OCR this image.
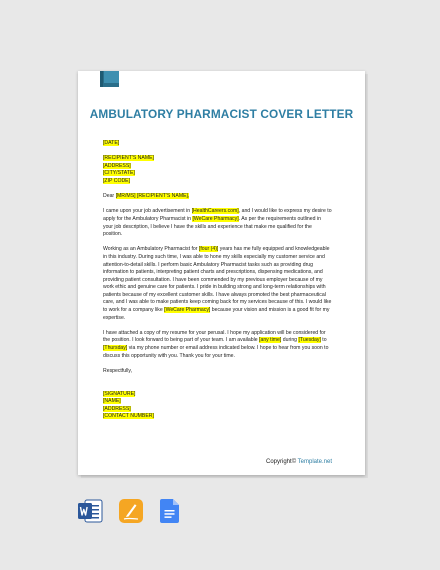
AMBULATORY PHARMACIST COVER LETTER
[DATE]
[RECIPIENT'S NAME]
[ADDRESS]
[CITY/STATE]
[ZIP CODE]
Dear [MR/MS] [RECIPIENT'S NAME],
I came upon your job advertisement in [HealthCareers.com], and I would like to express my desire to
apply for the Ambulatory Pharmacist in [WeCare Pharmacy]. As per the requirements outlined in
your job description, I believe I have the skills and experience that make me qualified for the
position.
Working as an Ambulatory Pharmacist for [four (4)] years has me fully equipped and knowledgeable
in this industry. During such time, I was able to hone my skills especially my customer service and
attention-to-detail skills. I perform basic Ambulatory Pharmacist tasks such as providing drug
information to patients, interpreting patient charts and prescriptions, dispensing medications, and
providing patient consultation. I have been commended by my previous employer because of my
work ethic and genuine care for patients. I pride in building strong and long-term relationships with
patients because of my excellent customer skills. I have always promoted the best pharmaceutical
care, and I was able to make patients keep coming back for my services because of this. I would like
to work for a company like [WeCare Pharmacy] because your vision and mission is a good fit for my
expertise.
I have attached a copy of my resume for your perusal. I hope my application will be considered for
the position. I look forward to being part of your team. I am available [any time] during [Tuesday] to
[Thursday] via my phone number or email address indicated below. I hope to hear from you soon to
discuss this opportunity with you. Thank you for your time.
Respectfully,
[SIGNATURE]
[NAME]
[ADDRESS]
[CONTACT NUMBER]
Copyright© Template.net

=-=-=-=-=

*ACTIVITY:*
For this exercise, return the records above in full and exactly, omitting the images.

*RESPONSE AREA:*
OCR this image.
AMBULATORY PHARMACIST COVER LETTER
[DATE]
[RECIPIENT'S NAME]
[ADDRESS]
[CITY/STATE]
[ZIP CODE]
Dear [MR/MS] [RECIPIENT'S NAME],
I came upon your job advertisement in [HealthCareers.com], and I would like to express my desire to
apply for the Ambulatory Pharmacist in [WeCare Pharmacy]. As per the requirements outlined in
your job description, I believe I have the skills and experience that make me qualified for the
position.
Working as an Ambulatory Pharmacist for [four (4)] years has me fully equipped and knowledgeable
in this industry. During such time, I was able to hone my skills especially my customer service and
attention-to-detail skills. I perform basic Ambulatory Pharmacist tasks such as providing drug
information to patients, interpreting patient charts and prescriptions, dispensing medications, and
providing patient consultation. I have been commended by my previous employer because of my
work ethic and genuine care for patients. I pride in building strong and long-term relationships with
patients because of my excellent customer skills. I have always promoted the best pharmaceutical
care, and I was able to make patients keep coming back for my services because of this. I would like
to work for a company like [WeCare Pharmacy] because your vision and mission is a good fit for my
expertise.
I have attached a copy of my resume for your perusal. I hope my application will be considered for
the position. I look forward to being part of your team. I am available [any time] during [Tuesday] to
[Thursday] via my phone number or email address indicated below. I hope to hear from you soon to
discuss this opportunity with you. Thank you for your time.
Respectfully,
[SIGNATURE]
[NAME]
[ADDRESS]
[CONTACT NUMBER]
Copyright© Template.net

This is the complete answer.